--- WHAT NEEDS TO BE DONE ---
Transcribe the data that follows precisely, omitting nothing.
--
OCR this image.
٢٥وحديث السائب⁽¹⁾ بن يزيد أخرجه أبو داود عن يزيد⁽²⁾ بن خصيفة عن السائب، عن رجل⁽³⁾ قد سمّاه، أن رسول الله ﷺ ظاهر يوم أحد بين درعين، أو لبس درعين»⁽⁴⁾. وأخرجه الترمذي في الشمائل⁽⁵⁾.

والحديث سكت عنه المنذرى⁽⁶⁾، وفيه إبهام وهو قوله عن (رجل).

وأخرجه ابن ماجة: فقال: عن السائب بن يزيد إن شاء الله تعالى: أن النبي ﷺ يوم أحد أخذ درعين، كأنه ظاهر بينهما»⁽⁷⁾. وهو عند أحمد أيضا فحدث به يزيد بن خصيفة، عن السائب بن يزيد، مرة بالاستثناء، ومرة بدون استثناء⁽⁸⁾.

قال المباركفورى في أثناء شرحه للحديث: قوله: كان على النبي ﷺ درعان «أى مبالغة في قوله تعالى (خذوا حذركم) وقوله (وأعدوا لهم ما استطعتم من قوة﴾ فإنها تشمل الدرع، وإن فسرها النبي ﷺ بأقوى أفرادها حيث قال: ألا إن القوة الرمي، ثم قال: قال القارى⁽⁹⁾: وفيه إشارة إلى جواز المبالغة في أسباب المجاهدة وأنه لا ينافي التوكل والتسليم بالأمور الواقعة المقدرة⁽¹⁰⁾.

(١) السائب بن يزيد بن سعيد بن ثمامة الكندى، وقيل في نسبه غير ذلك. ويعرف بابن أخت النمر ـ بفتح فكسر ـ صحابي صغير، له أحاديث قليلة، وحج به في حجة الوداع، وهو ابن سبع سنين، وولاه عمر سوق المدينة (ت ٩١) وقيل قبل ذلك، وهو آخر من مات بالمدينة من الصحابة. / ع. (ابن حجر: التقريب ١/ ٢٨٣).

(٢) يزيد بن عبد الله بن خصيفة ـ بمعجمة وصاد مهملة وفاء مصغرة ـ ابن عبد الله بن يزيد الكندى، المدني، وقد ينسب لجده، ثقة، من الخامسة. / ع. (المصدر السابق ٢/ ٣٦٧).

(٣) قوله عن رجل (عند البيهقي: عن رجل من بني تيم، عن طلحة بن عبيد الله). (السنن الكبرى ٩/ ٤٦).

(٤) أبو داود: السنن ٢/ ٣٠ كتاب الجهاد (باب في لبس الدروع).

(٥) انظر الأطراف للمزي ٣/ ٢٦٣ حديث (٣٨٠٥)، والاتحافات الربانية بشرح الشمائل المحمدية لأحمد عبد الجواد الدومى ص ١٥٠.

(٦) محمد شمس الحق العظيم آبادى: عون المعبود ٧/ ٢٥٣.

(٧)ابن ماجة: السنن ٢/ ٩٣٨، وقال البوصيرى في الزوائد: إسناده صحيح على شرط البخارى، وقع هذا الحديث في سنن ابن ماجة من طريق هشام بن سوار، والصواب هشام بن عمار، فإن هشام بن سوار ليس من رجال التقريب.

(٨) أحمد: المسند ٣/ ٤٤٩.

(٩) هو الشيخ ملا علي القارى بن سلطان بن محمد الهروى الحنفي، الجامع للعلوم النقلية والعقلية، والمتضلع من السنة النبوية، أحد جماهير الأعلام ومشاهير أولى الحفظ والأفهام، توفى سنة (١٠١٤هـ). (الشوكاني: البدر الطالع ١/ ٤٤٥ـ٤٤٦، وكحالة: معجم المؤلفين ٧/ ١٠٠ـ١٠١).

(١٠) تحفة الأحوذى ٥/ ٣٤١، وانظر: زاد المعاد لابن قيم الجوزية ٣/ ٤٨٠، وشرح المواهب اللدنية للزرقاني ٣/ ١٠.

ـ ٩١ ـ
--
--- EXERCISE RESULT ---
OCR this image.
٢٥وحديث السائب⁽¹⁾ بن يزيد أخرجه أبو داود عن يزيد⁽²⁾ بن خصيفة عن السائب، عن رجل⁽³⁾ قد سمّاه، أن رسول الله ﷺ ظاهر يوم أحد بين درعين، أو لبس درعين»⁽⁴⁾. وأخرجه الترمذي في الشمائل⁽⁵⁾.

والحديث سكت عنه المنذرى⁽⁶⁾، وفيه إبهام وهو قوله عن (رجل).

وأخرجه ابن ماجة: فقال: عن السائب بن يزيد إن شاء الله تعالى: أن النبي ﷺ يوم أحد أخذ درعين، كأنه ظاهر بينهما»⁽⁷⁾. وهو عند أحمد أيضا فحدث به يزيد بن خصيفة، عن السائب بن يزيد، مرة بالاستثناء، ومرة بدون استثناء⁽⁸⁾.

قال المباركفورى في أثناء شرحه للحديث: قوله: كان على النبي ﷺ درعان «أى مبالغة في قوله تعالى (خذوا حذركم) وقوله (وأعدوا لهم ما استطعتم من قوة﴾ فإنها تشمل الدرع، وإن فسرها النبي ﷺ بأقوى أفرادها حيث قال: ألا إن القوة الرمي، ثم قال: قال القارى⁽⁹⁾: وفيه إشارة إلى جواز المبالغة في أسباب المجاهدة وأنه لا ينافي التوكل والتسليم بالأمور الواقعة المقدرة⁽¹⁰⁾.

(١) السائب بن يزيد بن سعيد بن ثمامة الكندى، وقيل في نسبه غير ذلك. ويعرف بابن أخت النمر ـ بفتح فكسر ـ صحابي صغير، له أحاديث قليلة، وحج به في حجة الوداع، وهو ابن سبع سنين، وولاه عمر سوق المدينة (ت ٩١) وقيل قبل ذلك، وهو آخر من مات بالمدينة من الصحابة. / ع. (ابن حجر: التقريب ١/ ٢٨٣).

(٢) يزيد بن عبد الله بن خصيفة ـ بمعجمة وصاد مهملة وفاء مصغرة ـ ابن عبد الله بن يزيد الكندى، المدني، وقد ينسب لجده، ثقة، من الخامسة. / ع. (المصدر السابق ٢/ ٣٦٧).

(٣) قوله عن رجل (عند البيهقي: عن رجل من بني تيم، عن طلحة بن عبيد الله). (السنن الكبرى ٩/ ٤٦).

(٤) أبو داود: السنن ٢/ ٣٠ كتاب الجهاد (باب في لبس الدروع).

(٥) انظر الأطراف للمزي ٣/ ٢٦٣ حديث (٣٨٠٥)، والاتحافات الربانية بشرح الشمائل المحمدية لأحمد عبد الجواد الدومى ص ١٥٠.

(٦) محمد شمس الحق العظيم آبادى: عون المعبود ٧/ ٢٥٣.

(٧)ابن ماجة: السنن ٢/ ٩٣٨، وقال البوصيرى في الزوائد: إسناده صحيح على شرط البخارى، وقع هذا الحديث في سنن ابن ماجة من طريق هشام بن سوار، والصواب هشام بن عمار، فإن هشام بن سوار ليس من رجال التقريب.

(٨) أحمد: المسند ٣/ ٤٤٩.

(٩) هو الشيخ ملا علي القارى بن سلطان بن محمد الهروى الحنفي، الجامع للعلوم النقلية والعقلية، والمتضلع من السنة النبوية، أحد جماهير الأعلام ومشاهير أولى الحفظ والأفهام، توفى سنة (١٠١٤هـ). (الشوكاني: البدر الطالع ١/ ٤٤٥ـ٤٤٦، وكحالة: معجم المؤلفين ٧/ ١٠٠ـ١٠١).

(١٠) تحفة الأحوذى ٥/ ٣٤١، وانظر: زاد المعاد لابن قيم الجوزية ٣/ ٤٨٠، وشرح المواهب اللدنية للزرقاني ٣/ ١٠.

ـ ٩١ ـ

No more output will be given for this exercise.